**DO THIS:**
Keep only the lines that hold the string "panel", filtering out the rest of the entries below.

**PROVIDED MATERIAL:**

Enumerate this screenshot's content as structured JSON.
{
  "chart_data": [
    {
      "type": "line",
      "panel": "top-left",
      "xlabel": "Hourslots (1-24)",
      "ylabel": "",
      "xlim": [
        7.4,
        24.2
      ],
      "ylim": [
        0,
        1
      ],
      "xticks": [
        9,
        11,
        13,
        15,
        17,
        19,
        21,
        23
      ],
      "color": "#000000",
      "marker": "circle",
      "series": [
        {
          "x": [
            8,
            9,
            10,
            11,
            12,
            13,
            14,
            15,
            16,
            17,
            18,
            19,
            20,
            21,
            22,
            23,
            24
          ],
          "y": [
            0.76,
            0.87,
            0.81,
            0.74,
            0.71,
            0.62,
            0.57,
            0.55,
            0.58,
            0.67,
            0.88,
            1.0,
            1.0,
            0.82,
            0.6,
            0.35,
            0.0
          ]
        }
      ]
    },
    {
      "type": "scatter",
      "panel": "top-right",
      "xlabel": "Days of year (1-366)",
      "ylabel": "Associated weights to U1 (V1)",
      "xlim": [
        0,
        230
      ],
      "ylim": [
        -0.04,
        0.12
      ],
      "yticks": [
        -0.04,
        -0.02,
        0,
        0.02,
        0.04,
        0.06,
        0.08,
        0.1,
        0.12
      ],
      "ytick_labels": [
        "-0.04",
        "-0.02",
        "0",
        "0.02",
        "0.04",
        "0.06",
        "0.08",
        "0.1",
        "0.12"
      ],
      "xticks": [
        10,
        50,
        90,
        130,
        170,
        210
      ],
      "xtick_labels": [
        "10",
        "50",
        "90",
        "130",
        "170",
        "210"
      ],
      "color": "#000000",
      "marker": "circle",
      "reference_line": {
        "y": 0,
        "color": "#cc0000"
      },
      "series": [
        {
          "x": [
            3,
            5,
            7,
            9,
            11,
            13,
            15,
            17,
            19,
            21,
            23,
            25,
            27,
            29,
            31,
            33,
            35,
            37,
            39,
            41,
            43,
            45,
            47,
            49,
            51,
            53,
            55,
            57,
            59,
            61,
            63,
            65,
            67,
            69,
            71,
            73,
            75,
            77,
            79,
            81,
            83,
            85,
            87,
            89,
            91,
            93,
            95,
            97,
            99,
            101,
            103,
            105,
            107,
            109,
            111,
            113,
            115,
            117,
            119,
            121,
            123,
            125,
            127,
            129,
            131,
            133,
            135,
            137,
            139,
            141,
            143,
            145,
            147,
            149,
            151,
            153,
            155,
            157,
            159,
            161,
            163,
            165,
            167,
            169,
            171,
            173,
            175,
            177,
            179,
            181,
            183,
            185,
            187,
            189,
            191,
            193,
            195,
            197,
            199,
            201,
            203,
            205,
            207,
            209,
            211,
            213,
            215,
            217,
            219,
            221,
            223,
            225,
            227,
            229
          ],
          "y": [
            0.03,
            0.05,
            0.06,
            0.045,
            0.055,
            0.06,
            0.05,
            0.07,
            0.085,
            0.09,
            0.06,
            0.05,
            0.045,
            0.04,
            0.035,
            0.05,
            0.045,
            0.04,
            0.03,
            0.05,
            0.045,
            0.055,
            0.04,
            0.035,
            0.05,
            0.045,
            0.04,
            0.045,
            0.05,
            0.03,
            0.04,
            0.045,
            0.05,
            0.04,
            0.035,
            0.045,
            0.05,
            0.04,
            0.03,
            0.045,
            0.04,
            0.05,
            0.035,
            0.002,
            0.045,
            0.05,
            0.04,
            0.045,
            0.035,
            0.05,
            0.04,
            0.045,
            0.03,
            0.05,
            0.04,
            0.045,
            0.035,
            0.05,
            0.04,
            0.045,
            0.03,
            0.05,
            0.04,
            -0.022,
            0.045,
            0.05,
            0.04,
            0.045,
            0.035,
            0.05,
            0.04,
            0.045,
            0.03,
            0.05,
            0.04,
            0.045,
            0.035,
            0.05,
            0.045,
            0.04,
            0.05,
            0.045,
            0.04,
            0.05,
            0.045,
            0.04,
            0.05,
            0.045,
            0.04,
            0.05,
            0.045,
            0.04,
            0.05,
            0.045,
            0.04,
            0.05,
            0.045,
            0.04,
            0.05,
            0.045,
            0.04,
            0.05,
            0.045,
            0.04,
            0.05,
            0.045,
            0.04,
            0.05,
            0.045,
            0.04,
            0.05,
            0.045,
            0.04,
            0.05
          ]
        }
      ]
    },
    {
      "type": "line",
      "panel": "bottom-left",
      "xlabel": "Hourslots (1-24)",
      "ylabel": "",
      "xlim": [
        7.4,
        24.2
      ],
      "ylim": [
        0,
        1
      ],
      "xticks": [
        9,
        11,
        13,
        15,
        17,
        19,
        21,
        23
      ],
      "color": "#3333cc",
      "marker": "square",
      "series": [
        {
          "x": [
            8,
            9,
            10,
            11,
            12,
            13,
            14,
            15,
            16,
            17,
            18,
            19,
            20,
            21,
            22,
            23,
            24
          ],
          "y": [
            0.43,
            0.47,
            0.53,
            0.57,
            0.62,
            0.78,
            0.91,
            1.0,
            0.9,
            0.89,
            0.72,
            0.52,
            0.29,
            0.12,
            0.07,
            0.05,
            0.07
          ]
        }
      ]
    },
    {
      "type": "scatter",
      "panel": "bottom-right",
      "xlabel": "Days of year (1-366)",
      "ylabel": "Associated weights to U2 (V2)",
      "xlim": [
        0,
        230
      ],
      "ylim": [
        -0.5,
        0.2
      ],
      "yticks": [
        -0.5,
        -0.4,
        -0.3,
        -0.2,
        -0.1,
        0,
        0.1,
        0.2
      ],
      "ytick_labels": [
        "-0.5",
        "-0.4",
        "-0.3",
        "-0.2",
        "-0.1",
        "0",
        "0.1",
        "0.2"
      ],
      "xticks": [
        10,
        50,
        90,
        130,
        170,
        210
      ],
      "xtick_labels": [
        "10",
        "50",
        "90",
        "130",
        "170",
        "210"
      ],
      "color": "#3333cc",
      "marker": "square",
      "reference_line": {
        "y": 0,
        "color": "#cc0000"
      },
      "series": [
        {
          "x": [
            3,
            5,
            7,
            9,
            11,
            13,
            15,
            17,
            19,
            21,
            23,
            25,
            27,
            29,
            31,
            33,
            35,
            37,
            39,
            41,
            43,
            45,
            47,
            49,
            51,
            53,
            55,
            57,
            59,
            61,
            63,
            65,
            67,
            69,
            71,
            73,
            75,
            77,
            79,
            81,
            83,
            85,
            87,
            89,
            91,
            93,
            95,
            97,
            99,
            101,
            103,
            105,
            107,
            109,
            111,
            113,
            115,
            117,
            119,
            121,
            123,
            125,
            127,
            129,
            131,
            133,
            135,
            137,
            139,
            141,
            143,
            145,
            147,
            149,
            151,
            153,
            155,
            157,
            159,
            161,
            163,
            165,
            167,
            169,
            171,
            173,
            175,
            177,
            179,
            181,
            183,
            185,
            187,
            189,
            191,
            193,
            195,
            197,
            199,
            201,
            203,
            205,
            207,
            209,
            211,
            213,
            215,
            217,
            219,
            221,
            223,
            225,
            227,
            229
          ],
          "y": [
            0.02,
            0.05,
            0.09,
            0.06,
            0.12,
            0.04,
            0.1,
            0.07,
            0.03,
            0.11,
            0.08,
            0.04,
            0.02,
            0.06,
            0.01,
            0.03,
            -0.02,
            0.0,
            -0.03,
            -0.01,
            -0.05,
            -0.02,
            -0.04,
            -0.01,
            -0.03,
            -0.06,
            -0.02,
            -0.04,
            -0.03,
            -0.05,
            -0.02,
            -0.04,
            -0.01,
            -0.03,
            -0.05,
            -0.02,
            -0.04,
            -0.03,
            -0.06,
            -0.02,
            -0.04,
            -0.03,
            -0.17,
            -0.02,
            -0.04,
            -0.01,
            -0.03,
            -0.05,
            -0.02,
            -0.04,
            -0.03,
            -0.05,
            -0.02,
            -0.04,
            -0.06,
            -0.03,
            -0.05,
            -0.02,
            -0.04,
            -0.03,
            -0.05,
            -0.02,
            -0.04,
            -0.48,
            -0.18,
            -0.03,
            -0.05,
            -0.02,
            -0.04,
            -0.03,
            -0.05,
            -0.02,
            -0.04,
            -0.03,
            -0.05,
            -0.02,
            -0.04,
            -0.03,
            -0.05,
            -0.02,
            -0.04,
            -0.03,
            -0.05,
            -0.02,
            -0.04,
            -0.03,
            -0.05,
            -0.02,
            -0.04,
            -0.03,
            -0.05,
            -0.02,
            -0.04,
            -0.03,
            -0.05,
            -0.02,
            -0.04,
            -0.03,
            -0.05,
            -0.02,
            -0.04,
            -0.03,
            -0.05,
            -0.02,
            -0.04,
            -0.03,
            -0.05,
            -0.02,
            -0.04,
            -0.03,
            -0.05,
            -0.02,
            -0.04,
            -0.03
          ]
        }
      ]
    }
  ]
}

==

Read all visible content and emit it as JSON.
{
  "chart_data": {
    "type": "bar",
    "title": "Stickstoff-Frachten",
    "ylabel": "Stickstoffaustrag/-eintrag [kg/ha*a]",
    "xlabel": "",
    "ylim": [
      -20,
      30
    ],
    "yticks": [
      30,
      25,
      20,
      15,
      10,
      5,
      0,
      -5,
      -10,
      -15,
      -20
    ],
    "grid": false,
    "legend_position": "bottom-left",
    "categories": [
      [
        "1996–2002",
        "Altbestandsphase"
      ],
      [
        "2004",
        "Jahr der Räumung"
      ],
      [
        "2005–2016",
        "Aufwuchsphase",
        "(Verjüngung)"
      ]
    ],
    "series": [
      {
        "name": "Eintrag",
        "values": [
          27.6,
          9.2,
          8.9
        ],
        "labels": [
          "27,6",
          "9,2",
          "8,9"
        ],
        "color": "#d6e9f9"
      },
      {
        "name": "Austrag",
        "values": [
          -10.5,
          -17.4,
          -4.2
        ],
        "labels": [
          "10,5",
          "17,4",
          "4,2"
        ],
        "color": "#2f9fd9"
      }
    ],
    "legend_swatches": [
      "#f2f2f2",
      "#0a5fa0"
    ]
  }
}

**RESPONSE TO THIS TASK:**
      "panel": "top-left",
      "panel": "top-right",
      "panel": "bottom-left",
      "panel": "bottom-right",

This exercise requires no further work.